What is needed: Without the pictures, reproduce the records that follow exactly.

Given data:
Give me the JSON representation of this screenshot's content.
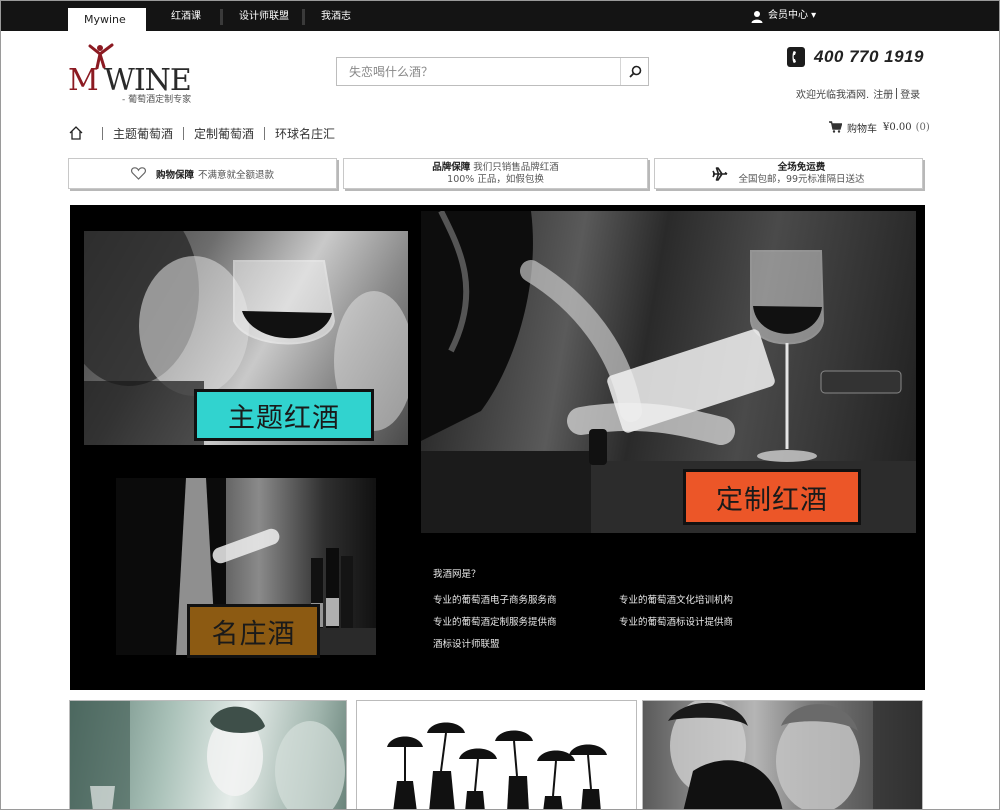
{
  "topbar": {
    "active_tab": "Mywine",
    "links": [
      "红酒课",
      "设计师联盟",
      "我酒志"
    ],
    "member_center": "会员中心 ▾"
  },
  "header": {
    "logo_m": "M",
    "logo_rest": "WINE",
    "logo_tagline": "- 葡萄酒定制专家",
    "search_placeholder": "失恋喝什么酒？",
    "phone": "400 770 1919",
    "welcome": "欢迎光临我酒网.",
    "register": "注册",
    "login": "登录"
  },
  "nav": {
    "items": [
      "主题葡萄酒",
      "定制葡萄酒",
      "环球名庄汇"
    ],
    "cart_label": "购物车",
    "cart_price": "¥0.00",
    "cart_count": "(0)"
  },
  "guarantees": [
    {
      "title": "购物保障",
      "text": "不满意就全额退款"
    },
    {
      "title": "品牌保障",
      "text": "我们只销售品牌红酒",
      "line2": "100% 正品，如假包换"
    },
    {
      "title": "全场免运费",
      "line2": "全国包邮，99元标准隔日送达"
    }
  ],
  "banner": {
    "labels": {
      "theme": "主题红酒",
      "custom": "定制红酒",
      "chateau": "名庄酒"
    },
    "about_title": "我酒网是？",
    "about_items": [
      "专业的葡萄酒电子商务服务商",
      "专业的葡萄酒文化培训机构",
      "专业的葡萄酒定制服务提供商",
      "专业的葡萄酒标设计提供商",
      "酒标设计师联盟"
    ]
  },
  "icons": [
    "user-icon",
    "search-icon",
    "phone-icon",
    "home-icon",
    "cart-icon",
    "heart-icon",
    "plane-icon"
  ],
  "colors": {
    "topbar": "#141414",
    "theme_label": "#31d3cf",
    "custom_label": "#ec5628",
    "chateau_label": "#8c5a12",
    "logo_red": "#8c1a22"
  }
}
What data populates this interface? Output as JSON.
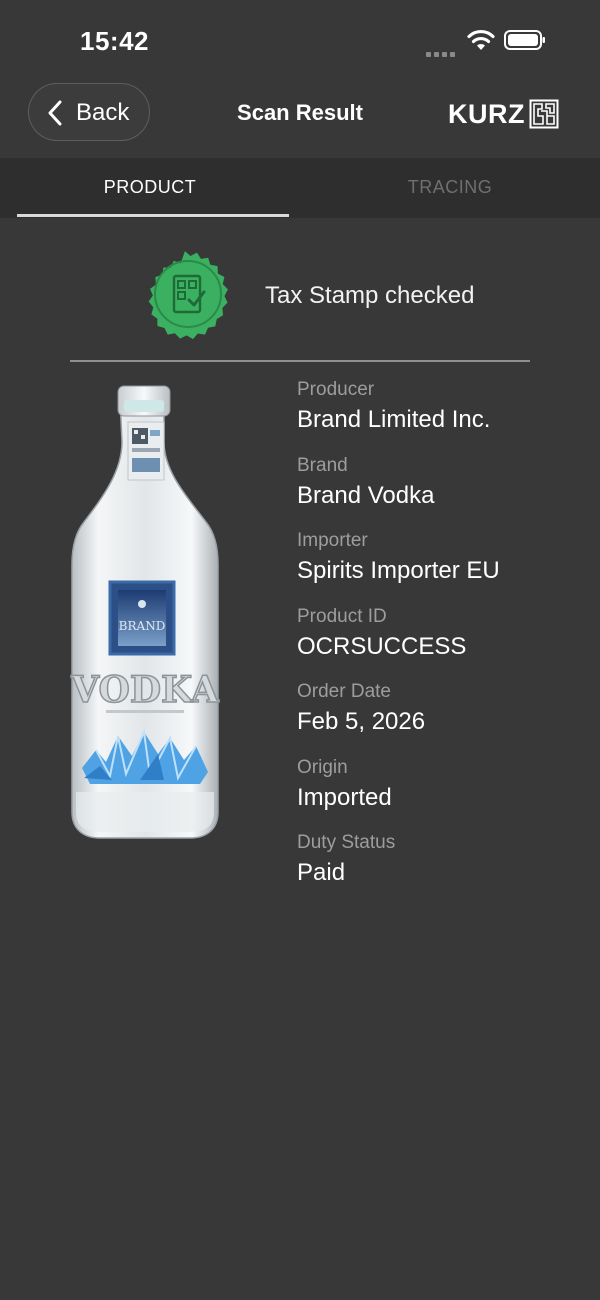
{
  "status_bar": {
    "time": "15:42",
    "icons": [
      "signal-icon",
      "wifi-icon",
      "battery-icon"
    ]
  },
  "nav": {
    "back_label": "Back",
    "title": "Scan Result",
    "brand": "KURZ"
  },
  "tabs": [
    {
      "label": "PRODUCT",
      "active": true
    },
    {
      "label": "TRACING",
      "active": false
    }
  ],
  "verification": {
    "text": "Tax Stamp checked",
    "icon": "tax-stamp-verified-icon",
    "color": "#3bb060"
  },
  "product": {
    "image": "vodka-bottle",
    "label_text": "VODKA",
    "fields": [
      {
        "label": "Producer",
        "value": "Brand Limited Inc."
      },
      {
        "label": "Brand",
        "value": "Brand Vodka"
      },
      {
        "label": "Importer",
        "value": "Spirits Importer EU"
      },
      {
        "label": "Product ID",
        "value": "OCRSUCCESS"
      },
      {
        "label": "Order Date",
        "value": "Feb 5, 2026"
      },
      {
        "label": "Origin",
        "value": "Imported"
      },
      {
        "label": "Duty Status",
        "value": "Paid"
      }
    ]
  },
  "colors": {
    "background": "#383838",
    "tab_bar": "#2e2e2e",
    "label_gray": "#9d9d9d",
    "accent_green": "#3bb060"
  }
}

Reply to the exercise:
Give me the JSON representation of this screenshot's content.
{
  "topbar": {
    "active_tab": "Mywine",
    "links": [
      "红酒课",
      "设计师联盟",
      "我酒志"
    ],
    "member_center": "会员中心 ▾"
  },
  "header": {
    "logo_m": "M",
    "logo_rest": "WINE",
    "logo_tagline": "- 葡萄酒定制专家",
    "search_placeholder": "失恋喝什么酒？",
    "phone": "400 770 1919",
    "welcome": "欢迎光临我酒网.",
    "register": "注册",
    "login": "登录"
  },
  "nav": {
    "items": [
      "主题葡萄酒",
      "定制葡萄酒",
      "环球名庄汇"
    ],
    "cart_label": "购物车",
    "cart_price": "¥0.00",
    "cart_count": "(0)"
  },
  "guarantees": [
    {
      "title": "购物保障",
      "text": "不满意就全额退款"
    },
    {
      "title": "品牌保障",
      "text": "我们只销售品牌红酒",
      "line2": "100% 正品，如假包换"
    },
    {
      "title": "全场免运费",
      "line2": "全国包邮，99元标准隔日送达"
    }
  ],
  "banner": {
    "labels": {
      "theme": "主题红酒",
      "custom": "定制红酒",
      "chateau": "名庄酒"
    },
    "about_title": "我酒网是？",
    "about_items": [
      "专业的葡萄酒电子商务服务商",
      "专业的葡萄酒文化培训机构",
      "专业的葡萄酒定制服务提供商",
      "专业的葡萄酒标设计提供商",
      "酒标设计师联盟"
    ]
  },
  "icons": [
    "user-icon",
    "search-icon",
    "phone-icon",
    "home-icon",
    "cart-icon",
    "heart-icon",
    "plane-icon"
  ],
  "colors": {
    "topbar": "#141414",
    "theme_label": "#31d3cf",
    "custom_label": "#ec5628",
    "chateau_label": "#8c5a12",
    "logo_red": "#8c1a22"
  }
}
What data populates this interface? Output as JSON.
{
  "status_bar": {
    "time": "15:42",
    "icons": [
      "signal-icon",
      "wifi-icon",
      "battery-icon"
    ]
  },
  "nav": {
    "back_label": "Back",
    "title": "Scan Result",
    "brand": "KURZ"
  },
  "tabs": [
    {
      "label": "PRODUCT",
      "active": true
    },
    {
      "label": "TRACING",
      "active": false
    }
  ],
  "verification": {
    "text": "Tax Stamp checked",
    "icon": "tax-stamp-verified-icon",
    "color": "#3bb060"
  },
  "product": {
    "image": "vodka-bottle",
    "label_text": "VODKA",
    "fields": [
      {
        "label": "Producer",
        "value": "Brand Limited Inc."
      },
      {
        "label": "Brand",
        "value": "Brand Vodka"
      },
      {
        "label": "Importer",
        "value": "Spirits Importer EU"
      },
      {
        "label": "Product ID",
        "value": "OCRSUCCESS"
      },
      {
        "label": "Order Date",
        "value": "Feb 5, 2026"
      },
      {
        "label": "Origin",
        "value": "Imported"
      },
      {
        "label": "Duty Status",
        "value": "Paid"
      }
    ]
  },
  "colors": {
    "background": "#383838",
    "tab_bar": "#2e2e2e",
    "label_gray": "#9d9d9d",
    "accent_green": "#3bb060"
  }
}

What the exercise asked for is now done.